Source records
++++

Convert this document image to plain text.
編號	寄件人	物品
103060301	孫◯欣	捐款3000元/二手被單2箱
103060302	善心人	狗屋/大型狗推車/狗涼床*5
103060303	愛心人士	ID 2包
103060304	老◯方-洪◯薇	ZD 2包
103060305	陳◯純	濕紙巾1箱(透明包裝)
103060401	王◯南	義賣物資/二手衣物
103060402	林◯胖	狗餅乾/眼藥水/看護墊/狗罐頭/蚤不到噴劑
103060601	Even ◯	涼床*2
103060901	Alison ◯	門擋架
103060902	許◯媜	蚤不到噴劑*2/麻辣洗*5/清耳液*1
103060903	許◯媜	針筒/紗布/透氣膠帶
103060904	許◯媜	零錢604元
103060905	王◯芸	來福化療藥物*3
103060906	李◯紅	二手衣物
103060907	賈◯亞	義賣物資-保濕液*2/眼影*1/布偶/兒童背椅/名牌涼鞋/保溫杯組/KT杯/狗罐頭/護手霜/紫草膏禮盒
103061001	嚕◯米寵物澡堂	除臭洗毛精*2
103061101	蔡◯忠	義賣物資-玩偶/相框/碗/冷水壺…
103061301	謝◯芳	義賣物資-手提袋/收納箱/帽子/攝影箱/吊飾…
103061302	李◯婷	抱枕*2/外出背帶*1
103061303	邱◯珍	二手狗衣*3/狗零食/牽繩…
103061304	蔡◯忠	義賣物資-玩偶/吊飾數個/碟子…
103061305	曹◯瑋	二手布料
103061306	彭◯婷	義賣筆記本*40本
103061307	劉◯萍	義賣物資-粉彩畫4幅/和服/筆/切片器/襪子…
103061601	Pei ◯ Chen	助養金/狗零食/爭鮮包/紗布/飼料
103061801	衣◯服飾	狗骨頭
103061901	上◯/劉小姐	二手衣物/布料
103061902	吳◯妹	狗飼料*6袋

++++

■ **What to do**:
Restate each of the entries above verbatim.

■ **Finished answer**:
Convert this document image to plain text.
編號	寄件人	物品
103060301	孫◯欣	捐款3000元/二手被單2箱
103060302	善心人	狗屋/大型狗推車/狗涼床*5
103060303	愛心人士	ID 2包
103060304	老◯方-洪◯薇	ZD 2包
103060305	陳◯純	濕紙巾1箱(透明包裝)
103060401	王◯南	義賣物資/二手衣物
103060402	林◯胖	狗餅乾/眼藥水/看護墊/狗罐頭/蚤不到噴劑
103060601	Even ◯	涼床*2
103060901	Alison ◯	門擋架
103060902	許◯媜	蚤不到噴劑*2/麻辣洗*5/清耳液*1
103060903	許◯媜	針筒/紗布/透氣膠帶
103060904	許◯媜	零錢604元
103060905	王◯芸	來福化療藥物*3
103060906	李◯紅	二手衣物
103060907	賈◯亞	義賣物資-保濕液*2/眼影*1/布偶/兒童背椅/名牌涼鞋/保溫杯組/KT杯/狗罐頭/護手霜/紫草膏禮盒
103061001	嚕◯米寵物澡堂	除臭洗毛精*2
103061101	蔡◯忠	義賣物資-玩偶/相框/碗/冷水壺…
103061301	謝◯芳	義賣物資-手提袋/收納箱/帽子/攝影箱/吊飾…
103061302	李◯婷	抱枕*2/外出背帶*1
103061303	邱◯珍	二手狗衣*3/狗零食/牽繩…
103061304	蔡◯忠	義賣物資-玩偶/吊飾數個/碟子…
103061305	曹◯瑋	二手布料
103061306	彭◯婷	義賣筆記本*40本
103061307	劉◯萍	義賣物資-粉彩畫4幅/和服/筆/切片器/襪子…
103061601	Pei ◯ Chen	助養金/狗零食/爭鮮包/紗布/飼料
103061801	衣◯服飾	狗骨頭
103061901	上◯/劉小姐	二手衣物/布料
103061902	吳◯妹	狗飼料*6袋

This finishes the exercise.